Spot every line with the word "that" and return it.

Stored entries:
** begin **

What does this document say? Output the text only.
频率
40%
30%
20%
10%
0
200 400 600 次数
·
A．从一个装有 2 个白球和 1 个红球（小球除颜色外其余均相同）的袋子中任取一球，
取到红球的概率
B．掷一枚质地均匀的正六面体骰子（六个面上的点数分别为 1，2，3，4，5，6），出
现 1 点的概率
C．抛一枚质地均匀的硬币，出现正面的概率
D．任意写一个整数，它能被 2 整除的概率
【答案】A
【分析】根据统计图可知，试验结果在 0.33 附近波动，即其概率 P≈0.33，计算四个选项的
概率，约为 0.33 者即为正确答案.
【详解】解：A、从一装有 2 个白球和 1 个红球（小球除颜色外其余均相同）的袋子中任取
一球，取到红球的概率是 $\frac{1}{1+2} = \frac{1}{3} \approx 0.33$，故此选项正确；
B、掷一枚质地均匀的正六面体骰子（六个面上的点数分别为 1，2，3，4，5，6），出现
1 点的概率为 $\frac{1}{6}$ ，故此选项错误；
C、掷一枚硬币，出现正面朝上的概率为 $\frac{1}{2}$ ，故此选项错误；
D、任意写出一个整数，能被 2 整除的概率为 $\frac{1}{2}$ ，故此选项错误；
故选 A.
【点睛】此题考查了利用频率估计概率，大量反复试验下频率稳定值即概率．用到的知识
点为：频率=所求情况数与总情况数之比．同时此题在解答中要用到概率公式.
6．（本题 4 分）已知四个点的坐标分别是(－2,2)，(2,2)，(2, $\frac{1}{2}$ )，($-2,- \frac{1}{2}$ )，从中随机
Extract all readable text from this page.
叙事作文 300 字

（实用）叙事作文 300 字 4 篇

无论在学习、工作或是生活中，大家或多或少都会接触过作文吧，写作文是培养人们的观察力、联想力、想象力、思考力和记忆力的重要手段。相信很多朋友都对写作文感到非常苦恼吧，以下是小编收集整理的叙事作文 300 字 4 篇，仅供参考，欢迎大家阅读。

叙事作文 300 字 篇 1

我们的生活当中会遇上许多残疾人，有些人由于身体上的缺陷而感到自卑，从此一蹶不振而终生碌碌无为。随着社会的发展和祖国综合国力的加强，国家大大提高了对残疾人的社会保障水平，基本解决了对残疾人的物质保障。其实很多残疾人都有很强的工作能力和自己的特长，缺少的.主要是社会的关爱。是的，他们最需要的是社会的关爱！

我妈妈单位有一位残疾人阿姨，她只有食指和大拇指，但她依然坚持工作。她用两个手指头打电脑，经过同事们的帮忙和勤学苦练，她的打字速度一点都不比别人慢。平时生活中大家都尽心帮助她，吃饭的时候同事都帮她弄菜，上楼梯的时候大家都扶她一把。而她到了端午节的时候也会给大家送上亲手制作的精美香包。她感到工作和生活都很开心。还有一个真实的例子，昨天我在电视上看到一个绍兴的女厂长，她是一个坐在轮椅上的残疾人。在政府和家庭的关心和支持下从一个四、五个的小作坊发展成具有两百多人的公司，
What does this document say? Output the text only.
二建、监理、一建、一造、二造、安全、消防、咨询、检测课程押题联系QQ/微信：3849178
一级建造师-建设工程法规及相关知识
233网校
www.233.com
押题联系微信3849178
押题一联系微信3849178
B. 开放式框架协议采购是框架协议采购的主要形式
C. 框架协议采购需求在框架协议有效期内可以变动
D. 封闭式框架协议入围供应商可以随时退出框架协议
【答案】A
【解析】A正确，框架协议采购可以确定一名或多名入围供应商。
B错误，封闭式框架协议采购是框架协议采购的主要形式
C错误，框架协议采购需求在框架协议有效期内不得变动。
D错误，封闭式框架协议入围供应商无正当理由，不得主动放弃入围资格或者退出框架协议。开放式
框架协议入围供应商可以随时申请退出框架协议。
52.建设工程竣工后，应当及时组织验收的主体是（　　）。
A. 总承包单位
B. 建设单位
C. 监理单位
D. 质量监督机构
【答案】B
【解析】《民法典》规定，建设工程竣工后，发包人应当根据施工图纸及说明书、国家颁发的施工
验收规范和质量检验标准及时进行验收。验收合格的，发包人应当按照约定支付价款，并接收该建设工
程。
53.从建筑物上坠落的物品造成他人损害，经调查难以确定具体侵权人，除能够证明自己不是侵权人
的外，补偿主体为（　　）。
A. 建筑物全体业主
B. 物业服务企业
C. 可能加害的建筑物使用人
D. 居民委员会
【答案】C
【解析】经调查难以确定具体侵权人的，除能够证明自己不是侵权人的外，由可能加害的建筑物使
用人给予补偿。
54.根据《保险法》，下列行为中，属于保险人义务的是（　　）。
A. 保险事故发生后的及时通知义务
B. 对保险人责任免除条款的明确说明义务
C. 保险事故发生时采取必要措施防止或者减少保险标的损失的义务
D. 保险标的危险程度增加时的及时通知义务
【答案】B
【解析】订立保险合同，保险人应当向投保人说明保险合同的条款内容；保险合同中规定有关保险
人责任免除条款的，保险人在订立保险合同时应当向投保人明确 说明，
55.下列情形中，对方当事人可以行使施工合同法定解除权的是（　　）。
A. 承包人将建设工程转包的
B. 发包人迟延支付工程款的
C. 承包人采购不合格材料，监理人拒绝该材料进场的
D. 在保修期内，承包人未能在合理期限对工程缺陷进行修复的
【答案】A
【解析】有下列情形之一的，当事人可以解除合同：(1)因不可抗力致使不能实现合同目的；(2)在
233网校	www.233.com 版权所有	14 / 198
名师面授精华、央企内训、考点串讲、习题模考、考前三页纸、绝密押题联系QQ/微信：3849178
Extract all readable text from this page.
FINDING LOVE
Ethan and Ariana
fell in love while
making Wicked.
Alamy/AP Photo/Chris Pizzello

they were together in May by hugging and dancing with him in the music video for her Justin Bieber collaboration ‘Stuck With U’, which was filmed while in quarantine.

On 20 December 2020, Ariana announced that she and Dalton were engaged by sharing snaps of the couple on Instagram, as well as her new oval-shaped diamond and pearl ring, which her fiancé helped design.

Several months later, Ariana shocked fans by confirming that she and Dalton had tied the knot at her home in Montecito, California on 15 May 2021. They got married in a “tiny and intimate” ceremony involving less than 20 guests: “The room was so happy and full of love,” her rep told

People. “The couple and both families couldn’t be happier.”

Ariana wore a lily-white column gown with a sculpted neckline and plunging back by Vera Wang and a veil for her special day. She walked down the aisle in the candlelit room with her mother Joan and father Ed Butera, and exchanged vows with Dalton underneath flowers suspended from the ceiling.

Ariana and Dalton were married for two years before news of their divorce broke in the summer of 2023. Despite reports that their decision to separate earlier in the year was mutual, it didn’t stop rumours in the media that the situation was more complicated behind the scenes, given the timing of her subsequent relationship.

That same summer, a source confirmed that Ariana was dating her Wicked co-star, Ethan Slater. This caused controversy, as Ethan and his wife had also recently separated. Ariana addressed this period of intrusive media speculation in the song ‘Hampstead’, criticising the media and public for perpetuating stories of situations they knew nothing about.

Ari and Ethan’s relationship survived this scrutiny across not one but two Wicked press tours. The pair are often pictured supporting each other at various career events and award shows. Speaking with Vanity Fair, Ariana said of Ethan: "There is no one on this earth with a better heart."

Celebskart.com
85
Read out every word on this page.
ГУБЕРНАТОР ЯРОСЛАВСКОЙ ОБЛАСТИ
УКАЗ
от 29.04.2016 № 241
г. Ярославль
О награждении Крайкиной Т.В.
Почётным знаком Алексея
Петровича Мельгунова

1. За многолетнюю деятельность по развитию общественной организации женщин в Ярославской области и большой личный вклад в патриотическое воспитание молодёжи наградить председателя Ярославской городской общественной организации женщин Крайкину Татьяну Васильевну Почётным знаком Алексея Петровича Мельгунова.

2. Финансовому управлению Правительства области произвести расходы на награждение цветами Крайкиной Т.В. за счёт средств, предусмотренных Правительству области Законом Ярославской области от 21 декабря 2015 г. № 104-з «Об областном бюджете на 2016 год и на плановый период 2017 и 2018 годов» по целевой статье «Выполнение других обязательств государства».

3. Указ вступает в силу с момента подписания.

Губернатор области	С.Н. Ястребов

** end **

> [The answer]
On 20 December 2020, Ariana announced that she and Dalton were engaged by sharing snaps of the couple on Instagram, as well as her new oval-shaped diamond and pearl ring, which her fiancé helped design.
Several months later, Ariana shocked fans by confirming that she and Dalton had tied the knot at her home in Montecito, California on 15 May 2021. They got married in a “tiny and intimate” ceremony involving less than 20 guests: “The room was so happy and full of love,” her rep told
Ariana and Dalton were married for two years before news of their divorce broke in the summer of 2023. Despite reports that their decision to separate earlier in the year was mutual, it didn’t stop rumours in the media that the situation was more complicated behind the scenes, given the timing of her subsequent relationship.
That same summer, a source confirmed that Ariana was dating her Wicked co-star, Ethan Slater. This caused controversy, as Ethan and his wife had also recently separated. Ariana addressed this period of intrusive media speculation in the song ‘Hampstead’, criticising the media and public for perpetuating stories of situations they knew nothing about.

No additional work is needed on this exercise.